* SUPPLIED DATA *
>> start
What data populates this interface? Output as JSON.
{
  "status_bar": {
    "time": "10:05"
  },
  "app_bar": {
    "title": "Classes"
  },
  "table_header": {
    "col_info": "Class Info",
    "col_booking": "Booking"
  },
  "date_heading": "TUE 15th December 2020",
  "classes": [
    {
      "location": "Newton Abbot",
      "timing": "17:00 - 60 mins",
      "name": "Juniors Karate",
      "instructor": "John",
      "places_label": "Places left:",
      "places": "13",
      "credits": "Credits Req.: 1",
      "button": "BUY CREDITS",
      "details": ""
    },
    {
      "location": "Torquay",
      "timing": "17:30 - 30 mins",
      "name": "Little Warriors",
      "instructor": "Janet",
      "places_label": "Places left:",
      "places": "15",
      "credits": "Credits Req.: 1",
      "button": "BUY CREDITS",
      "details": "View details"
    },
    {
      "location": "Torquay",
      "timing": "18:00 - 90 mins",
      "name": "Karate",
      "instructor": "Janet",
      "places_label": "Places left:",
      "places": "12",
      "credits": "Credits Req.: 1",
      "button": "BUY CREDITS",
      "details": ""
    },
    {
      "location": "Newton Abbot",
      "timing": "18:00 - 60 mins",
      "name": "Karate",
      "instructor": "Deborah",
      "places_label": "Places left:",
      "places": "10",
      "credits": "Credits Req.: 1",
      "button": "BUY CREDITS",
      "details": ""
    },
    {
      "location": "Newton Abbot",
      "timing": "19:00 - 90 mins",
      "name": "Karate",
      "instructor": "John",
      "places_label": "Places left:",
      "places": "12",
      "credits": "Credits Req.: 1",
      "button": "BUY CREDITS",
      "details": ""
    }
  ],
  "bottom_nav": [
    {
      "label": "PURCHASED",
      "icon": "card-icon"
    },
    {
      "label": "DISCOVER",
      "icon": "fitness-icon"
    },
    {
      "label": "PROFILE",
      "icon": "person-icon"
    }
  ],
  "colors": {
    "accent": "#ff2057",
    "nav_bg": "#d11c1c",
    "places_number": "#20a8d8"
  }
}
>> end
Show every line from the listing above in which the string "timing" appears.

      "timing": "17:00 - 60 mins",
      "timing": "17:30 - 30 mins",
      "timing": "18:00 - 90 mins",
      "timing": "18:00 - 60 mins",
      "timing": "19:00 - 90 mins",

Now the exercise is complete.